Data entries for graphics:

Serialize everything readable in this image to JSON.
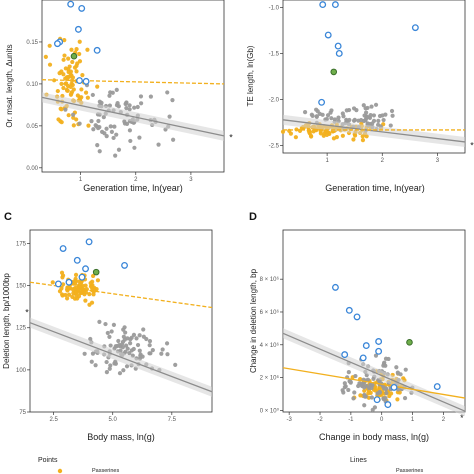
{
  "colors": {
    "orange": "#F2B01E",
    "grey": "#9A9A9A",
    "blue": "#3A86D8",
    "green": "#6FAE4B",
    "line_grey": "#8C8C8C",
    "band_grey": "#D2D2D2",
    "star": "#2FA8E2"
  },
  "legend": {
    "points_title": "Points",
    "lines_title": "Lines",
    "points_item_text": "Passerines",
    "lines_item_text": "Passerines"
  },
  "chart_data": [
    {
      "panel": "",
      "type": "scatter",
      "xlabel": "Generation time, ln(year)",
      "ylabel": "Or. msat. length, Δunits",
      "xlim": [
        0.3,
        3.6
      ],
      "ylim": [
        -0.005,
        0.2
      ],
      "xticks": [
        "1",
        "2",
        "3"
      ],
      "yticks": [
        "0.00",
        "0.05",
        "0.10",
        "0.15"
      ],
      "fit_passerine": {
        "x": [
          0.3,
          3.6
        ],
        "y": [
          0.105,
          0.1
        ]
      },
      "fit_other": {
        "x": [
          0.3,
          3.6
        ],
        "y": [
          0.084,
          0.038
        ]
      },
      "star": {
        "x": 3.6,
        "y": 0.036
      },
      "highlights_blue": [
        [
          0.82,
          0.195
        ],
        [
          1.02,
          0.19
        ],
        [
          0.96,
          0.165
        ],
        [
          0.62,
          0.15
        ],
        [
          0.58,
          0.148
        ],
        [
          1.3,
          0.14
        ],
        [
          0.98,
          0.104
        ],
        [
          1.1,
          0.103
        ]
      ],
      "highlights_green": [
        [
          0.88,
          0.133
        ]
      ]
    },
    {
      "panel": "",
      "type": "scatter",
      "xlabel": "Generation time, ln(year)",
      "ylabel": "TE length, ln(Gb)",
      "xlim": [
        0.2,
        3.5
      ],
      "ylim": [
        -2.58,
        -0.92
      ],
      "xticks": [
        "1",
        "2",
        "3"
      ],
      "yticks": [
        "-1.0",
        "-1.5",
        "-2.0",
        "-2.5"
      ],
      "fit_passerine": {
        "x": [
          0.2,
          3.5
        ],
        "y": [
          -2.33,
          -2.33
        ]
      },
      "fit_other": {
        "x": [
          0.2,
          3.5
        ],
        "y": [
          -2.22,
          -2.46
        ]
      },
      "star": {
        "x": 3.5,
        "y": -2.5
      },
      "highlights_blue": [
        [
          0.92,
          -0.97
        ],
        [
          1.15,
          -0.97
        ],
        [
          2.6,
          -1.22
        ],
        [
          1.02,
          -1.3
        ],
        [
          1.2,
          -1.42
        ],
        [
          1.22,
          -1.5
        ],
        [
          0.9,
          -2.03
        ]
      ],
      "highlights_green": [
        [
          1.12,
          -1.7
        ]
      ]
    },
    {
      "panel": "C",
      "type": "scatter",
      "xlabel": "Body mass, ln(g)",
      "ylabel": "Deletion length, bp/1000bp",
      "xlim": [
        1.5,
        9.2
      ],
      "ylim": [
        75,
        183
      ],
      "xticks": [
        "2.5",
        "5.0",
        "7.5"
      ],
      "yticks": [
        "75",
        "100",
        "125",
        "150",
        "175"
      ],
      "fit_passerine": {
        "x": [
          1.5,
          9.2
        ],
        "y": [
          152,
          137
        ]
      },
      "fit_other": {
        "x": [
          1.5,
          9.2
        ],
        "y": [
          128,
          87
        ]
      },
      "star": {
        "x": 1.5,
        "y": 134
      },
      "highlights_blue": [
        [
          4.0,
          176
        ],
        [
          2.9,
          172
        ],
        [
          3.5,
          165
        ],
        [
          3.85,
          160
        ],
        [
          3.7,
          155
        ],
        [
          2.7,
          151
        ],
        [
          3.15,
          152
        ],
        [
          5.5,
          162
        ]
      ],
      "highlights_green": [
        [
          4.3,
          158
        ]
      ]
    },
    {
      "panel": "D",
      "type": "scatter",
      "xlabel": "Change in body mass, ln(g)",
      "ylabel": "Change in deletion length, bp",
      "xlim": [
        -3.2,
        2.7
      ],
      "ylim": [
        -0.1,
        11
      ],
      "xticks": [
        "-3",
        "-2",
        "-1",
        "0",
        "1",
        "2"
      ],
      "yticks": [
        "0 × 10⁰",
        "2 × 10⁶",
        "4 × 10⁶",
        "6 × 10⁶",
        "8 × 10⁶"
      ],
      "fit_passerine": {
        "x": [
          -3.2,
          2.7
        ],
        "y": [
          2.6,
          0.75
        ]
      },
      "fit_other": {
        "x": [
          -3.2,
          2.7
        ],
        "y": [
          4.7,
          -0.05
        ]
      },
      "star": {
        "x": 2.6,
        "y": -0.05
      },
      "highlights_blue": [
        [
          -1.5,
          7.5
        ],
        [
          -1.05,
          6.1
        ],
        [
          -0.8,
          5.7
        ],
        [
          -0.1,
          4.2
        ],
        [
          -0.5,
          3.95
        ],
        [
          -0.1,
          3.6
        ],
        [
          -1.2,
          3.4
        ],
        [
          -0.6,
          3.2
        ],
        [
          1.8,
          1.45
        ],
        [
          0.4,
          1.4
        ],
        [
          -0.15,
          0.65
        ],
        [
          0.2,
          0.35
        ]
      ],
      "highlights_green": [
        [
          0.9,
          4.15
        ]
      ]
    }
  ]
}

:: TASK GOAL ::
Search the entries for the word "ylabel" and pick out every line that holds it.

:: TASK SOLUTION ::
      "ylabel": "Or. msat. length, Δunits",
      "ylabel": "TE length, ln(Gb)",
      "ylabel": "Deletion length, bp/1000bp",
      "ylabel": "Change in deletion length, bp",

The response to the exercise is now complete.